Yes, you can make everything the night before except the noodles. This copycat chicken noodle soup tastes even better the next day. Reheat the soup in a large pot on the stove over medium heat.
Panera serves their chicken noodle soup with your choice of baguette, kettle chips, or an apple.
To round out your meal, add a light green salad, a slice of crusty bread, and some fresh fruit.
How to Make
Gather all the ingredients. Dice the onion. Mince the garlic, and chop up the carrots, celery, and parsley.
Melt the butter over medium heat, then add the onions, carrots, and celery. Cook until the onion is soft and golden brown, about 6 minutes.
Add the garlic, thyme, and the bay leaves. Stir constantly until the spices bloom and the garlic is fragrant, roughly 1 minute.
Deglaze the pot with a wooden turner and ¼-1/2 cup of chicken broth. Scrape the brown bits off the bottom of the pot to give more flavor to the soup.
Pour in the rest of the broth. Cover and bring to a boil, then reduce to a simmer.
Taste and add the salt, black pepper, onion powder, and turmeric. Stir well.
Submerge the 2 chicken breasts in the broth and simmer for 20 minutes, then remove them to see if their internal temperature is 165°F. Allow the chicken to cool enough to handle, then cut or shred the chicken into bite sized pieces and stir it into the soup. Taste and adjust any seasonings, if necessary.

▸ RECORD SET:
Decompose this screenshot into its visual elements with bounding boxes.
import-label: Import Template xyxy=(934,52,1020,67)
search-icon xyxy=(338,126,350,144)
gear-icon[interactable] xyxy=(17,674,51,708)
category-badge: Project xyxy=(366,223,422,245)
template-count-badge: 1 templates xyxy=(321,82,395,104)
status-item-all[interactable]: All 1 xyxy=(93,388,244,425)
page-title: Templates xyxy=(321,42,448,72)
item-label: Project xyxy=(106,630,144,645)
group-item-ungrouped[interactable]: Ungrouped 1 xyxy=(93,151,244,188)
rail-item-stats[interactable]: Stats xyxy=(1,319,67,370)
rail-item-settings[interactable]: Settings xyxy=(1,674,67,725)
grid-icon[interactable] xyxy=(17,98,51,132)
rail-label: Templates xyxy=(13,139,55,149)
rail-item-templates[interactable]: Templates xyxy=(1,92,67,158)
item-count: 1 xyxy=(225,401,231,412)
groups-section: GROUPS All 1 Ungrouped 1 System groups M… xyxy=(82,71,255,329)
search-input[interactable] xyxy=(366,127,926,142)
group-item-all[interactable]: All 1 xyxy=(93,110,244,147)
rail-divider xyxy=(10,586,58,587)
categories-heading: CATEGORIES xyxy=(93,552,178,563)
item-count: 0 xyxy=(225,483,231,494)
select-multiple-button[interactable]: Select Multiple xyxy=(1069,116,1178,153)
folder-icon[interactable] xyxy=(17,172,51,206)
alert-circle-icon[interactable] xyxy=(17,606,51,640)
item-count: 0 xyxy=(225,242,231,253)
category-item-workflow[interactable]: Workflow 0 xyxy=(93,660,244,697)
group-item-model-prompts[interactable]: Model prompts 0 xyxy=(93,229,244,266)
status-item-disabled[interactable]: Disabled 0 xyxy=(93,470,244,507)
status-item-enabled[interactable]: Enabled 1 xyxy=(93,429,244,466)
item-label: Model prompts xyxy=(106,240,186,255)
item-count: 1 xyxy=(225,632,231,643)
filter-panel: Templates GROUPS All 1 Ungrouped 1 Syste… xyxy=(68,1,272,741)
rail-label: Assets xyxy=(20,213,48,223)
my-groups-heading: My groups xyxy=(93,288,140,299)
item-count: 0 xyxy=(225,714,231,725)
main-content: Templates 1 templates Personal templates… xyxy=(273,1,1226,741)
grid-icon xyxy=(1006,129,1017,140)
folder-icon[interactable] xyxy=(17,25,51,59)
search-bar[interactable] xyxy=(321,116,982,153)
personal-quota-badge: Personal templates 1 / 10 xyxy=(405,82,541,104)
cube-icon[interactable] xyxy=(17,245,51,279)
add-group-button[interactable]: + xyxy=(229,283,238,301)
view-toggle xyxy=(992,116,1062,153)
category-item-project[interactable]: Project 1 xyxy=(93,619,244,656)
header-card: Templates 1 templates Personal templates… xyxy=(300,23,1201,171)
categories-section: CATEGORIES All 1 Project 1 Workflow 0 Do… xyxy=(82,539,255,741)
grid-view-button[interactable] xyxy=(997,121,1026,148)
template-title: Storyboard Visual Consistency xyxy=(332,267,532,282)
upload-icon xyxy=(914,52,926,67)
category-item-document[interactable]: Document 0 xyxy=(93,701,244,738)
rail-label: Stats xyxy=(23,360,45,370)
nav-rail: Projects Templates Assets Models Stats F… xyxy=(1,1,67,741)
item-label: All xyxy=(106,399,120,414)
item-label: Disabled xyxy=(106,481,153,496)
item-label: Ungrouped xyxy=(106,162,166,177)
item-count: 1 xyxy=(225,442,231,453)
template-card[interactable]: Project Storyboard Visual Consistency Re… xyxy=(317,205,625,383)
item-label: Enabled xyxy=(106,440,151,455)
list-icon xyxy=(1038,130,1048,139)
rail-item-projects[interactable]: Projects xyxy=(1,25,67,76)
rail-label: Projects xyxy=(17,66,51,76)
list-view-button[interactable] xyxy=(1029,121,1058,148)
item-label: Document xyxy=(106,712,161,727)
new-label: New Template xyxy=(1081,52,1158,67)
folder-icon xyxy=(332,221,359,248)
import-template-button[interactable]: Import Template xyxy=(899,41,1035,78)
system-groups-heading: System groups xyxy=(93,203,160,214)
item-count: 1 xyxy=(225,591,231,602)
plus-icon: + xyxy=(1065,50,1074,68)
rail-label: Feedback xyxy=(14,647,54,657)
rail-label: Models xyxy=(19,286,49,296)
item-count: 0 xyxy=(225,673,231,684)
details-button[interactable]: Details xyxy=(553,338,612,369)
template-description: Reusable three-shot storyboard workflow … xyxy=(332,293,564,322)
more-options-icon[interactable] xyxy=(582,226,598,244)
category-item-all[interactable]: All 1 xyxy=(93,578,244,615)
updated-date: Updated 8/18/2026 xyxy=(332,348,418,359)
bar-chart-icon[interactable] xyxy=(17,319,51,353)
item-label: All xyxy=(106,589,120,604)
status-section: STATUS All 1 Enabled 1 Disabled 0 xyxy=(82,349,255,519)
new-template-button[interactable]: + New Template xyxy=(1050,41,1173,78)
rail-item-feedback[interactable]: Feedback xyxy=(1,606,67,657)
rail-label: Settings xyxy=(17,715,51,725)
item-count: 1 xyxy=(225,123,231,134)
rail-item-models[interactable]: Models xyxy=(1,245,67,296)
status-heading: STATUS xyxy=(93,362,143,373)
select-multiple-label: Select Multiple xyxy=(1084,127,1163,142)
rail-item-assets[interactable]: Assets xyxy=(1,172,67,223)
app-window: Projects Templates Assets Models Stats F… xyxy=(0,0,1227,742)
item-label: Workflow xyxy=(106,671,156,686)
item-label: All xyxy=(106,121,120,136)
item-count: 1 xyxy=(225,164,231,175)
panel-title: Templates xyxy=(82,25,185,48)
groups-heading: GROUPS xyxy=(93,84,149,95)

▸ EXERCISE SET:
A – Answer these questions using the chicken noodle soup recipe:
(i) What does Panera serve its chicken noodle soup with?
(ii) About how long should the onions, carrots, and celery cook in the butter?
(iii) What internal temperature should the chicken breasts reach?
B – Turn the paragraph in the chicken noodle soup recipe beginning "Submerge the 2 chicken breasts" into a short list of steps.

▸ SOLUTIONS BY TASK:
A –
(i) A choice of baguette, kettle chips, or an apple.
(ii) About 6 minutes, until the onion is soft and golden brown.
(iii) 165°F.

B –
- Put the 2 chicken breasts into the broth and simmer for 20 minutes.
- Take them out and check that their internal temperature is 165°F.
- Let the chicken cool enough to handle, then cut or shred it into bite-sized pieces.
- Stir the chicken into the soup.
- Taste, and adjust the seasonings if needed.